- Stated problem
Look through the data below. Collect every line where the word "name" occurs.

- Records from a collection
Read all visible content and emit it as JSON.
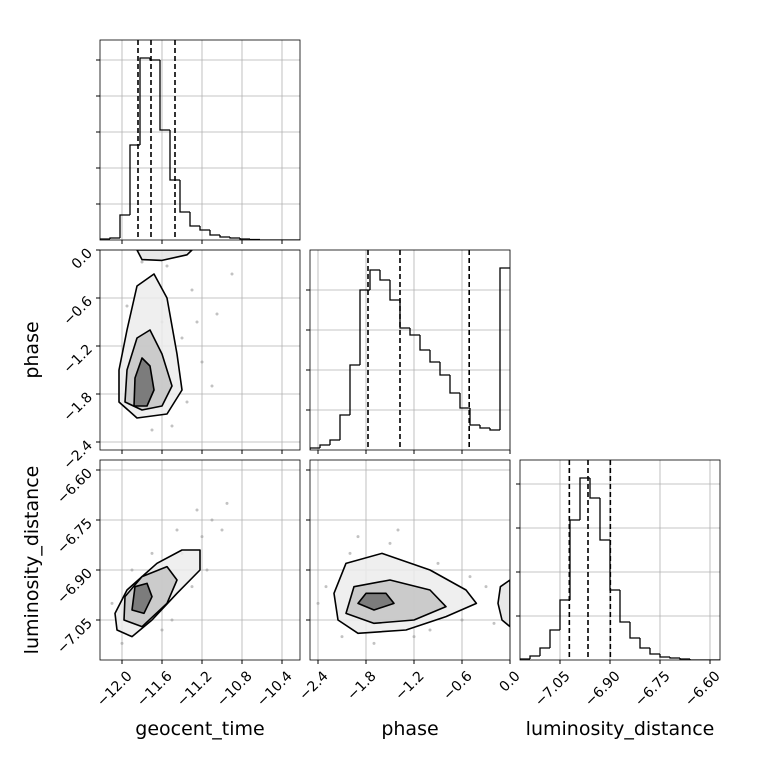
{
  "chart_data": {
    "type": "corner",
    "grid": true,
    "hist_color": "#000000",
    "scatter_color": "#9a9a9a",
    "contour_color": "#000000",
    "parameters": [
      {
        "name": "geocent_time",
        "lim": [
          -12.22,
          -10.22
        ],
        "ticks": [
          {
            "value": -12.0,
            "label": "−12.0"
          },
          {
            "value": -11.6,
            "label": "−11.6"
          },
          {
            "value": -11.2,
            "label": "−11.2"
          },
          {
            "value": -10.8,
            "label": "−10.8"
          },
          {
            "value": -10.4,
            "label": "−10.4"
          }
        ]
      },
      {
        "name": "phase",
        "lim": [
          -2.5,
          0.0
        ],
        "ticks": [
          {
            "value": -2.4,
            "label": "−2.4"
          },
          {
            "value": -1.8,
            "label": "−1.8"
          },
          {
            "value": -1.2,
            "label": "−1.2"
          },
          {
            "value": -0.6,
            "label": "−0.6"
          },
          {
            "value": 0,
            "label": "0.0"
          }
        ]
      },
      {
        "name": "luminosity_distance",
        "lim": [
          -7.17,
          -6.57
        ],
        "ticks": [
          {
            "value": -7.05,
            "label": "−7.05"
          },
          {
            "value": -6.9,
            "label": "−6.90"
          },
          {
            "value": -6.75,
            "label": "−6.75"
          },
          {
            "value": -6.6,
            "label": "−6.60"
          }
        ]
      }
    ],
    "histograms": [
      {
        "bins": [
          -12.22,
          -12.12,
          -12.02,
          -11.92,
          -11.82,
          -11.72,
          -11.62,
          -11.52,
          -11.42,
          -11.32,
          -11.22,
          -11.12,
          -11.02,
          -10.92,
          -10.82,
          -10.72,
          -10.62,
          -10.52,
          -10.42,
          -10.32,
          -10.22
        ],
        "values": [
          1,
          2,
          25,
          95,
          182,
          180,
          110,
          60,
          28,
          14,
          10,
          5,
          3,
          2,
          1,
          0.5,
          0,
          0,
          0,
          0
        ],
        "ylim": [
          0,
          200
        ],
        "yticks": [
          36,
          72,
          108,
          144,
          180
        ],
        "quantiles": [
          -11.84,
          -11.71,
          -11.47
        ]
      },
      {
        "bins": [
          -2.5,
          -2.375,
          -2.25,
          -2.125,
          -2.0,
          -1.875,
          -1.75,
          -1.625,
          -1.5,
          -1.375,
          -1.25,
          -1.125,
          -1.0,
          -0.875,
          -0.75,
          -0.625,
          -0.5,
          -0.375,
          -0.25,
          -0.125,
          0.0
        ],
        "values": [
          2,
          5,
          10,
          35,
          85,
          160,
          180,
          170,
          150,
          122,
          115,
          100,
          88,
          75,
          57,
          42,
          25,
          22,
          20,
          182
        ],
        "ylim": [
          0,
          200
        ],
        "yticks": [
          40,
          80,
          120,
          160
        ],
        "quantiles": [
          -1.775,
          -1.375,
          -0.51
        ]
      },
      {
        "bins": [
          -7.17,
          -7.14,
          -7.11,
          -7.08,
          -7.05,
          -7.02,
          -6.99,
          -6.96,
          -6.93,
          -6.9,
          -6.87,
          -6.84,
          -6.81,
          -6.78,
          -6.75,
          -6.72,
          -6.69,
          -6.66,
          -6.63,
          -6.6,
          -6.57
        ],
        "values": [
          1,
          4,
          12,
          30,
          60,
          140,
          182,
          162,
          120,
          70,
          38,
          22,
          12,
          6,
          3,
          2,
          1,
          0,
          0,
          0
        ],
        "ylim": [
          0,
          200
        ],
        "yticks": [
          44,
          88,
          132,
          176
        ],
        "quantiles": [
          -7.022,
          -6.966,
          -6.899
        ]
      }
    ],
    "pairs": [
      {
        "points": {
          "x": [
            -11.9,
            -11.6,
            -11.4,
            -11.3,
            -11.5,
            -11.2,
            -11.05,
            -11.7,
            -11.95,
            -11.35,
            -10.9,
            -11.1,
            -11.55,
            -11.8,
            -11.25
          ],
          "y": [
            -1.5,
            -0.9,
            -1.1,
            -0.5,
            -2.2,
            -1.4,
            -0.8,
            -2.25,
            -0.7,
            -1.9,
            -0.3,
            -1.7,
            -0.2,
            -0.15,
            -0.9
          ]
        },
        "contours": [
          {
            "x": [
              -12.03,
              -11.85,
              -11.55,
              -11.4,
              -11.45,
              -11.55,
              -11.68,
              -11.85,
              -11.95,
              -12.03
            ],
            "y": [
              -1.9,
              -2.1,
              -2.05,
              -1.75,
              -1.3,
              -0.6,
              -0.3,
              -0.45,
              -1.0,
              -1.5
            ]
          },
          {
            "x": [
              -11.97,
              -11.8,
              -11.6,
              -11.5,
              -11.6,
              -11.72,
              -11.85,
              -11.95
            ],
            "y": [
              -1.9,
              -2.0,
              -1.95,
              -1.7,
              -1.3,
              -1.0,
              -1.1,
              -1.5
            ]
          },
          {
            "x": [
              -11.88,
              -11.75,
              -11.68,
              -11.72,
              -11.8,
              -11.87
            ],
            "y": [
              -1.95,
              -1.95,
              -1.75,
              -1.45,
              -1.35,
              -1.6
            ]
          },
          {
            "x": [
              -11.85,
              -11.8,
              -11.6,
              -11.35,
              -11.3
            ],
            "y": [
              0,
              -0.12,
              -0.13,
              -0.06,
              0
            ]
          }
        ]
      },
      {
        "points": {
          "x": [
            -12.0,
            -11.9,
            -11.6,
            -11.4,
            -11.2,
            -11.1,
            -11.3,
            -11.5,
            -11.7,
            -11.0,
            -11.25,
            -12.1,
            -11.45,
            -11.15,
            -10.95
          ],
          "y": [
            -7.12,
            -6.9,
            -7.08,
            -6.85,
            -6.8,
            -6.75,
            -6.95,
            -7.05,
            -6.85,
            -6.78,
            -6.72,
            -7.0,
            -6.78,
            -6.9,
            -6.7
          ]
        },
        "contours": [
          {
            "x": [
              -12.05,
              -11.9,
              -11.7,
              -11.45,
              -11.22,
              -11.22,
              -11.4,
              -11.65,
              -11.95,
              -12.07
            ],
            "y": [
              -7.08,
              -7.1,
              -7.05,
              -6.97,
              -6.9,
              -6.84,
              -6.84,
              -6.88,
              -6.96,
              -7.03
            ]
          },
          {
            "x": [
              -11.98,
              -11.8,
              -11.55,
              -11.45,
              -11.55,
              -11.8,
              -11.97
            ],
            "y": [
              -7.05,
              -7.07,
              -7.0,
              -6.93,
              -6.89,
              -6.92,
              -6.98
            ]
          },
          {
            "x": [
              -11.9,
              -11.78,
              -11.7,
              -11.75,
              -11.87
            ],
            "y": [
              -7.02,
              -7.03,
              -6.98,
              -6.94,
              -6.95
            ]
          }
        ]
      },
      {
        "points": {
          "x": [
            -2.3,
            -2.1,
            -1.9,
            -1.5,
            -1.2,
            -0.9,
            -0.6,
            -0.3,
            -1.7,
            -2.0,
            -1.0,
            -0.5,
            -1.4,
            -2.4,
            -0.2
          ],
          "y": [
            -6.95,
            -7.1,
            -6.8,
            -6.82,
            -7.1,
            -6.88,
            -7.05,
            -6.95,
            -7.12,
            -6.85,
            -7.08,
            -6.92,
            -6.78,
            -7.0,
            -7.06
          ]
        },
        "contours": [
          {
            "x": [
              -2.15,
              -1.9,
              -1.3,
              -0.8,
              -0.42,
              -0.55,
              -1.0,
              -1.6,
              -2.05,
              -2.2
            ],
            "y": [
              -7.05,
              -7.09,
              -7.08,
              -7.04,
              -7.0,
              -6.96,
              -6.9,
              -6.85,
              -6.88,
              -6.97
            ]
          },
          {
            "x": [
              -2.05,
              -1.7,
              -1.2,
              -0.8,
              -1.0,
              -1.5,
              -1.95
            ],
            "y": [
              -7.03,
              -7.06,
              -7.05,
              -7.01,
              -6.96,
              -6.93,
              -6.95
            ]
          },
          {
            "x": [
              -1.9,
              -1.7,
              -1.45,
              -1.55,
              -1.8
            ],
            "y": [
              -7.0,
              -7.02,
              -7.0,
              -6.97,
              -6.97
            ]
          },
          {
            "x": [
              0,
              -0.12,
              -0.15,
              -0.1,
              0
            ],
            "y": [
              -6.93,
              -6.95,
              -7.0,
              -7.05,
              -7.07
            ]
          }
        ]
      }
    ]
  }
}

- Response for this exercise
        "name": "geocent_time",
        "name": "phase",
        "name": "luminosity_distance",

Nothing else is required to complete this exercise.